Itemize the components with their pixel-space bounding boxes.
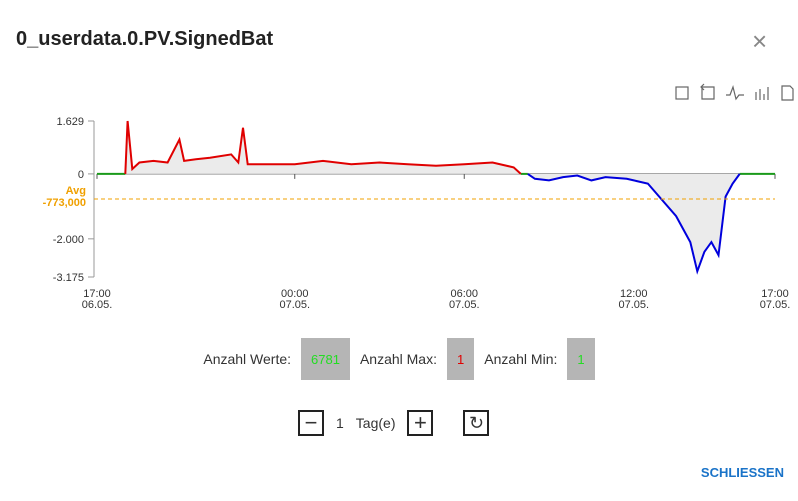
stats: Anzahl Werte: 6781 Anzahl Max: 1 Anzahl Min:… xyxy=(0,338,798,380)
avg-label: -773,000 xyxy=(43,197,86,209)
chart: 1.6290-2.000-3.17517:0006.05.00:0007.05.… xyxy=(43,83,794,311)
dialog-title: 0_userdata.0.PV.SignedBat xyxy=(16,28,274,50)
area xyxy=(125,121,521,174)
x-tick-label: 07.05. xyxy=(760,299,791,311)
stat-value: 1 xyxy=(447,338,475,380)
y-tick-label: -2.000 xyxy=(53,234,84,246)
stat-label: Anzahl Werte: xyxy=(203,351,292,367)
range-count: 1 xyxy=(336,415,344,431)
stat-label: Anzahl Min: xyxy=(484,351,558,367)
range-unit: Tag(e) xyxy=(355,415,396,431)
range-control: − 1 Tag(e) + ↻ xyxy=(298,410,490,436)
minus-button[interactable]: − xyxy=(298,410,324,436)
stat-label: Anzahl Max: xyxy=(359,351,437,367)
line xyxy=(527,173,741,275)
y-tick-label: 0 xyxy=(78,169,84,181)
area xyxy=(527,173,740,272)
x-tick-label: 07.05. xyxy=(618,299,649,311)
stat-value: 6781 xyxy=(301,338,350,380)
x-tick-label: 06:00 xyxy=(450,288,478,300)
y-tick-label: 1.629 xyxy=(56,116,84,128)
close-icon[interactable]: × xyxy=(752,26,768,56)
x-tick-label: 17:00 xyxy=(83,288,111,300)
avg-name: Avg xyxy=(66,185,86,197)
reset-button[interactable]: ↻ xyxy=(463,410,490,436)
toolbox[interactable] xyxy=(675,83,794,101)
line xyxy=(124,120,522,175)
x-tick-label: 07.05. xyxy=(279,299,310,311)
x-tick-label: 06.05. xyxy=(82,299,113,311)
close-button[interactable]: SCHLIESSEN xyxy=(700,465,784,480)
x-tick-label: 17:00 xyxy=(761,288,789,300)
x-tick-label: 07.05. xyxy=(449,299,480,311)
x-tick-label: 12:00 xyxy=(620,288,648,300)
y-tick-label: -3.175 xyxy=(53,272,84,284)
plus-button[interactable]: + xyxy=(407,410,434,436)
x-tick-label: 00:00 xyxy=(281,288,309,300)
stat-value: 1 xyxy=(567,338,595,380)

Problem
Rewrite the lines above with every "stat-label" changed to "stat-name", keeping everything else the same. Leave the picture out of your answer.

Solution
Itemize the components with their pixel-space bounding boxes.
stats: Anzahl Werte: 6781 Anzahl Max: 1 Anzahl Min:… xyxy=(0,338,798,380)
avg-label: -773,000 xyxy=(43,197,86,209)
chart: 1.6290-2.000-3.17517:0006.05.00:0007.05.… xyxy=(43,83,794,311)
dialog-title: 0_userdata.0.PV.SignedBat xyxy=(16,28,274,50)
area xyxy=(125,121,521,174)
x-tick-label: 07.05. xyxy=(760,299,791,311)
stat-value: 1 xyxy=(447,338,475,380)
y-tick-label: -2.000 xyxy=(53,234,84,246)
stat-name: Anzahl Werte: xyxy=(203,351,292,367)
range-count: 1 xyxy=(336,415,344,431)
stat-name: Anzahl Min: xyxy=(484,351,558,367)
range-unit: Tag(e) xyxy=(355,415,396,431)
range-control: − 1 Tag(e) + ↻ xyxy=(298,410,490,436)
minus-button[interactable]: − xyxy=(298,410,324,436)
stat-name: Anzahl Max: xyxy=(359,351,437,367)
line xyxy=(527,173,741,275)
y-tick-label: 0 xyxy=(78,169,84,181)
area xyxy=(527,173,740,272)
x-tick-label: 07.05. xyxy=(618,299,649,311)
stat-value: 6781 xyxy=(301,338,350,380)
x-tick-label: 06:00 xyxy=(450,288,478,300)
y-tick-label: 1.629 xyxy=(56,116,84,128)
close-icon[interactable]: × xyxy=(752,26,768,56)
x-tick-label: 17:00 xyxy=(83,288,111,300)
avg-name: Avg xyxy=(66,185,86,197)
reset-button[interactable]: ↻ xyxy=(463,410,490,436)
toolbox[interactable] xyxy=(675,83,794,101)
line xyxy=(124,120,522,175)
x-tick-label: 07.05. xyxy=(279,299,310,311)
x-tick-label: 06.05. xyxy=(82,299,113,311)
close-button[interactable]: SCHLIESSEN xyxy=(700,465,784,480)
x-tick-label: 17:00 xyxy=(761,288,789,300)
x-tick-label: 07.05. xyxy=(449,299,480,311)
x-tick-label: 12:00 xyxy=(620,288,648,300)
y-tick-label: -3.175 xyxy=(53,272,84,284)
plus-button[interactable]: + xyxy=(407,410,434,436)
x-tick-label: 00:00 xyxy=(281,288,309,300)
stat-value: 1 xyxy=(567,338,595,380)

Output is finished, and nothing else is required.